## RECORDS SHOWN
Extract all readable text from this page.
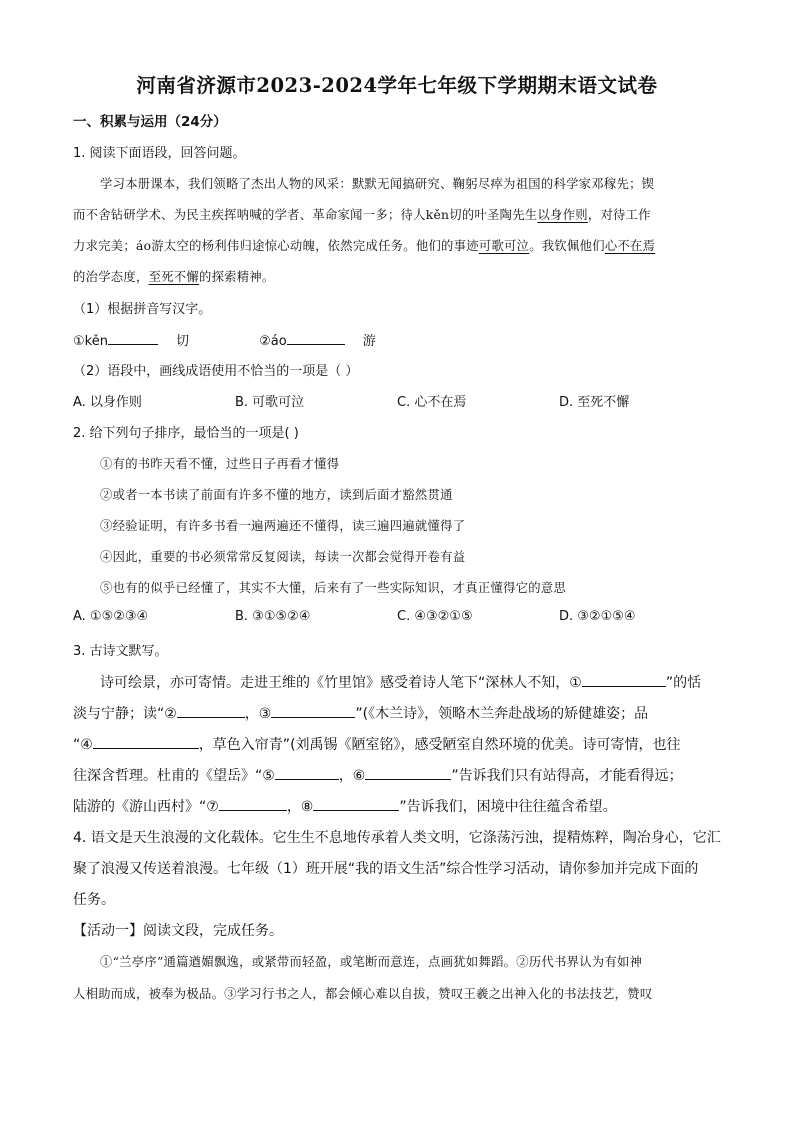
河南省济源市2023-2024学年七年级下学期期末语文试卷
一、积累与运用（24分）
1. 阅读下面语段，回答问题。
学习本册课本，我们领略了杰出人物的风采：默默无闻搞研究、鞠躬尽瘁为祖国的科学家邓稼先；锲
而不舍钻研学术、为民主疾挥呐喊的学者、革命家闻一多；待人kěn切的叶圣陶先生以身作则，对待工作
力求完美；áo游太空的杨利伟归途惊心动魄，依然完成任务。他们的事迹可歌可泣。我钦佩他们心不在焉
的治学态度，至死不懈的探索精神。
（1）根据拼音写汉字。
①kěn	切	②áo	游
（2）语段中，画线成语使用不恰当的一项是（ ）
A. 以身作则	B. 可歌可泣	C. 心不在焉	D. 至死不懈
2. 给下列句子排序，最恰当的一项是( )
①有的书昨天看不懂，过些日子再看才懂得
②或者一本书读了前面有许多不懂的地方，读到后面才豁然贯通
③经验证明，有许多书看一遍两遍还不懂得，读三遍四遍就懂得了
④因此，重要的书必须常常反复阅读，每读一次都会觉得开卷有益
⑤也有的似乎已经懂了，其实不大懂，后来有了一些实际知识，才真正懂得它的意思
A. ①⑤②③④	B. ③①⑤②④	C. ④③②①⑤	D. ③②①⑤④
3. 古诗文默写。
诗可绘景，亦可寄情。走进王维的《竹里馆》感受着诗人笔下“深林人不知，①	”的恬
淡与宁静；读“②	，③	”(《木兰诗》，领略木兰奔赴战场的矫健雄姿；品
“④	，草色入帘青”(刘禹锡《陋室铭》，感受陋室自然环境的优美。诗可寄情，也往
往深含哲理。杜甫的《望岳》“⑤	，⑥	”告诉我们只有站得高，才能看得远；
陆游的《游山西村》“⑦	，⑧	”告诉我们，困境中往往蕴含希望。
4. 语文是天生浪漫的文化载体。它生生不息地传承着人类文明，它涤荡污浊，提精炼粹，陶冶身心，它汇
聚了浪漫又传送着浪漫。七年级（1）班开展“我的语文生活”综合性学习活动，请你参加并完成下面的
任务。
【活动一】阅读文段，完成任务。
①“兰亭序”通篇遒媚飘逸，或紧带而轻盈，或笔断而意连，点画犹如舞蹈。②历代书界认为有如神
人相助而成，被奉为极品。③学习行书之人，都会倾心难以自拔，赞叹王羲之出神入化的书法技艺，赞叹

## YOUR INSTRUCTIONS
Give back all entries exactly. No pictures belong in the copy.

## FULL SOLUTION
Extract all readable text from this page.
河南省济源市2023-2024学年七年级下学期期末语文试卷
一、积累与运用（24分）
1. 阅读下面语段，回答问题。
学习本册课本，我们领略了杰出人物的风采：默默无闻搞研究、鞠躬尽瘁为祖国的科学家邓稼先；锲
而不舍钻研学术、为民主疾挥呐喊的学者、革命家闻一多；待人kěn切的叶圣陶先生以身作则，对待工作
力求完美；áo游太空的杨利伟归途惊心动魄，依然完成任务。他们的事迹可歌可泣。我钦佩他们心不在焉
的治学态度，至死不懈的探索精神。
（1）根据拼音写汉字。
①kěn	切	②áo	游
（2）语段中，画线成语使用不恰当的一项是（ ）
A. 以身作则	B. 可歌可泣	C. 心不在焉	D. 至死不懈
2. 给下列句子排序，最恰当的一项是( )
①有的书昨天看不懂，过些日子再看才懂得
②或者一本书读了前面有许多不懂的地方，读到后面才豁然贯通
③经验证明，有许多书看一遍两遍还不懂得，读三遍四遍就懂得了
④因此，重要的书必须常常反复阅读，每读一次都会觉得开卷有益
⑤也有的似乎已经懂了，其实不大懂，后来有了一些实际知识，才真正懂得它的意思
A. ①⑤②③④	B. ③①⑤②④	C. ④③②①⑤	D. ③②①⑤④
3. 古诗文默写。
诗可绘景，亦可寄情。走进王维的《竹里馆》感受着诗人笔下“深林人不知，①	”的恬
淡与宁静；读“②	，③	”(《木兰诗》，领略木兰奔赴战场的矫健雄姿；品
“④	，草色入帘青”(刘禹锡《陋室铭》，感受陋室自然环境的优美。诗可寄情，也往
往深含哲理。杜甫的《望岳》“⑤	，⑥	”告诉我们只有站得高，才能看得远；
陆游的《游山西村》“⑦	，⑧	”告诉我们，困境中往往蕴含希望。
4. 语文是天生浪漫的文化载体。它生生不息地传承着人类文明，它涤荡污浊，提精炼粹，陶冶身心，它汇
聚了浪漫又传送着浪漫。七年级（1）班开展“我的语文生活”综合性学习活动，请你参加并完成下面的
任务。
【活动一】阅读文段，完成任务。
①“兰亭序”通篇遒媚飘逸，或紧带而轻盈，或笔断而意连，点画犹如舞蹈。②历代书界认为有如神
人相助而成，被奉为极品。③学习行书之人，都会倾心难以自拔，赞叹王羲之出神入化的书法技艺，赞叹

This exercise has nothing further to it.